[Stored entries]
((
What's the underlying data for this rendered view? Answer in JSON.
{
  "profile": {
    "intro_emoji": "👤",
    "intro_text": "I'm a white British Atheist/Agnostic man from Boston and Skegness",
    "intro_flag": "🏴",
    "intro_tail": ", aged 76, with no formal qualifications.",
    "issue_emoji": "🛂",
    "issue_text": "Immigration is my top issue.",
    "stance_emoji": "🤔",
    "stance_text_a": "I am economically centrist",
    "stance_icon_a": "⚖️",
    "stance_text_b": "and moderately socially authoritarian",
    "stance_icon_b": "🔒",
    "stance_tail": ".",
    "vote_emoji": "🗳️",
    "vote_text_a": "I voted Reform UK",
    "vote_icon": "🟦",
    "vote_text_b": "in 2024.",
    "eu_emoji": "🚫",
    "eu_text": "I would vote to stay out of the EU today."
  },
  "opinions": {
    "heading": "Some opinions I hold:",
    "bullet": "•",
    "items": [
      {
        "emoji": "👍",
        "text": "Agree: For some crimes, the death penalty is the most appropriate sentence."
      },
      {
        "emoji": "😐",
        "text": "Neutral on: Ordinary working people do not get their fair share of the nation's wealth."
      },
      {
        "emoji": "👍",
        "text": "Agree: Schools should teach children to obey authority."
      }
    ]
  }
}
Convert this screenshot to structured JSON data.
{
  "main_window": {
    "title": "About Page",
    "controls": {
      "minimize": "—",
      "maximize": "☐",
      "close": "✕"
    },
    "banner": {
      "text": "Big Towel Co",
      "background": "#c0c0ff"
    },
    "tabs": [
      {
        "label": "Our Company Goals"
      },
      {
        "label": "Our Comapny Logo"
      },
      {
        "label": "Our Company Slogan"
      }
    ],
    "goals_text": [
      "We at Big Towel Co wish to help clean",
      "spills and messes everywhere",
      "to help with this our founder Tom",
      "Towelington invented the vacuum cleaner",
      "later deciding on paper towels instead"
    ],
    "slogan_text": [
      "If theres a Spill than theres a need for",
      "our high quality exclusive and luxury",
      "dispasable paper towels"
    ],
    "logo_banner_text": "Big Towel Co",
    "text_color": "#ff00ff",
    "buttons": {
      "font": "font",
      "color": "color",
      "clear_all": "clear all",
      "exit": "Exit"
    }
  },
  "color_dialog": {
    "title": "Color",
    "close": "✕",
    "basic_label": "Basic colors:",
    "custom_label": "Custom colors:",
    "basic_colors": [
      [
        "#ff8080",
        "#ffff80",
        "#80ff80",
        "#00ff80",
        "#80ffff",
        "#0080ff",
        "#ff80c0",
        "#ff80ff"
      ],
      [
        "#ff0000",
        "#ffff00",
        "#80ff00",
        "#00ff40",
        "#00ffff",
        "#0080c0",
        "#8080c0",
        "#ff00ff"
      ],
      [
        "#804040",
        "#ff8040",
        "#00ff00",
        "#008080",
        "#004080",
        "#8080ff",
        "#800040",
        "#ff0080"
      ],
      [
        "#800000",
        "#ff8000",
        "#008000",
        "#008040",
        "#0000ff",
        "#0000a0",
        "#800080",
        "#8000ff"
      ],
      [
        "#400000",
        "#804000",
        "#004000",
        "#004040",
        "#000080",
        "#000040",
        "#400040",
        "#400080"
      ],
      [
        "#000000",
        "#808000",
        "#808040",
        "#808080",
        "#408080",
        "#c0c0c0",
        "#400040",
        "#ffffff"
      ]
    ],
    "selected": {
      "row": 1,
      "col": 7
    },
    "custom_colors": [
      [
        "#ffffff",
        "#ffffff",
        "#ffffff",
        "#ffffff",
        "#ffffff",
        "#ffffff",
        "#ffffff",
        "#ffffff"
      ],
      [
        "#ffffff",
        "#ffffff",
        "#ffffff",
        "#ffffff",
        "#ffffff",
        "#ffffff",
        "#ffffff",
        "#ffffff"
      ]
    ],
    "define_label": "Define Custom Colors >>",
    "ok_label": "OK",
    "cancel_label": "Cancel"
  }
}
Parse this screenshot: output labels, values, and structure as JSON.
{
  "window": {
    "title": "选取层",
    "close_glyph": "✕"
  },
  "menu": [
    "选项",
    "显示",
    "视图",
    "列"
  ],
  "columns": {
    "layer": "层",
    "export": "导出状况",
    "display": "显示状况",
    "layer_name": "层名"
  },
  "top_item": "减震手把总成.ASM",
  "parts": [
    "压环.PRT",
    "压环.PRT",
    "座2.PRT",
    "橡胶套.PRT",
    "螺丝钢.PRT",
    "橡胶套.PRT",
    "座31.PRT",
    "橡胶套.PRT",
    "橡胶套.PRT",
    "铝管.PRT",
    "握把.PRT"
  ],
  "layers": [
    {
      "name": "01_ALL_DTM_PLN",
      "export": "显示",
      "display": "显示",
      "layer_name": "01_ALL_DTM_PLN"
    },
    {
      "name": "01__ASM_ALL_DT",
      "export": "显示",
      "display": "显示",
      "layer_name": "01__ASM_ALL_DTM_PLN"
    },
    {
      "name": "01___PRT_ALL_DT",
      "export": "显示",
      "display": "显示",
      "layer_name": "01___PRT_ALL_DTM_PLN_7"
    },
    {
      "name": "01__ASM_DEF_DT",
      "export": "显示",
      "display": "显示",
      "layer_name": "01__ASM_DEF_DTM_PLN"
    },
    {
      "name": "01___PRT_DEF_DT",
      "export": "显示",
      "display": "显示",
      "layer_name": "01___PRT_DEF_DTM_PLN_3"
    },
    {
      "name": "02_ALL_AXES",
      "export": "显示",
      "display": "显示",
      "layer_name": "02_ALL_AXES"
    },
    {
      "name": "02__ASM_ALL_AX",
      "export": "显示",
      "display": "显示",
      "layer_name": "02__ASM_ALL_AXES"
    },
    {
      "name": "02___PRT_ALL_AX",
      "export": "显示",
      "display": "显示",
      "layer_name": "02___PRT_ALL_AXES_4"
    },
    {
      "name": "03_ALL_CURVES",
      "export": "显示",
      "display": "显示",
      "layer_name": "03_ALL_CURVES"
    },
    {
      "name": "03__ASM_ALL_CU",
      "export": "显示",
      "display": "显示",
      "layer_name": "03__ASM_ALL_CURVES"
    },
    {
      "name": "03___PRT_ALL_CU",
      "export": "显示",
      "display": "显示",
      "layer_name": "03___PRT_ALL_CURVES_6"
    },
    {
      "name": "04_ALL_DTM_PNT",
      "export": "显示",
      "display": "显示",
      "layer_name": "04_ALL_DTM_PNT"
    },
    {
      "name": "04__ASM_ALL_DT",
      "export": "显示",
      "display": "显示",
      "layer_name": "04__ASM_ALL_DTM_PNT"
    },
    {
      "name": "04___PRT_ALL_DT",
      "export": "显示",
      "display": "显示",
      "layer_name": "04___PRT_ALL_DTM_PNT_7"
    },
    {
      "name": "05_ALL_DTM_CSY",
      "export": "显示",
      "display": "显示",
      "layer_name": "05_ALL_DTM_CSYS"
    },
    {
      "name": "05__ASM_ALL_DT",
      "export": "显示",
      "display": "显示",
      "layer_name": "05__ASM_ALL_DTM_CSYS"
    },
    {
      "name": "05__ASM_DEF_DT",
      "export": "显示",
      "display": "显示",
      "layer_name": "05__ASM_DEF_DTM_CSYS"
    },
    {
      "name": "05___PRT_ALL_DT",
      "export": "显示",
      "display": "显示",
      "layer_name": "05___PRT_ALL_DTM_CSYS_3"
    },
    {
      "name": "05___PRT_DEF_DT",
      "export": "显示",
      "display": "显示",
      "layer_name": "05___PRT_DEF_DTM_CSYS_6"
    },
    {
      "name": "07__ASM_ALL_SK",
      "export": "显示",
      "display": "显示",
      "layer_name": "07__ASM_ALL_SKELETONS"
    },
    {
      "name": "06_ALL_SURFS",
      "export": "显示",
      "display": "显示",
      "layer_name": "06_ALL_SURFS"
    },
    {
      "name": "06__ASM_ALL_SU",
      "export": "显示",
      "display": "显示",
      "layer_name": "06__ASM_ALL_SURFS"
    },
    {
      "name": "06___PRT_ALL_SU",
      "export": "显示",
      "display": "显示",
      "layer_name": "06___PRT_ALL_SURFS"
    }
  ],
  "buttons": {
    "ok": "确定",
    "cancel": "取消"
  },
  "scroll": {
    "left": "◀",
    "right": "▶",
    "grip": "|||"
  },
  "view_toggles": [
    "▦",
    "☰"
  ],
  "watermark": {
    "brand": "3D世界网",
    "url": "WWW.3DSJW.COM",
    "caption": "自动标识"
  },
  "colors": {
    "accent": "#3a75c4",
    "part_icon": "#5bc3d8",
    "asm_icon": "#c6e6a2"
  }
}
))
- _Stated exercise_
Wherever the string "paper" appears in the entries above, list that line.

- _Correct result_
      "later deciding on paper towels instead"
      "dispasable paper towels"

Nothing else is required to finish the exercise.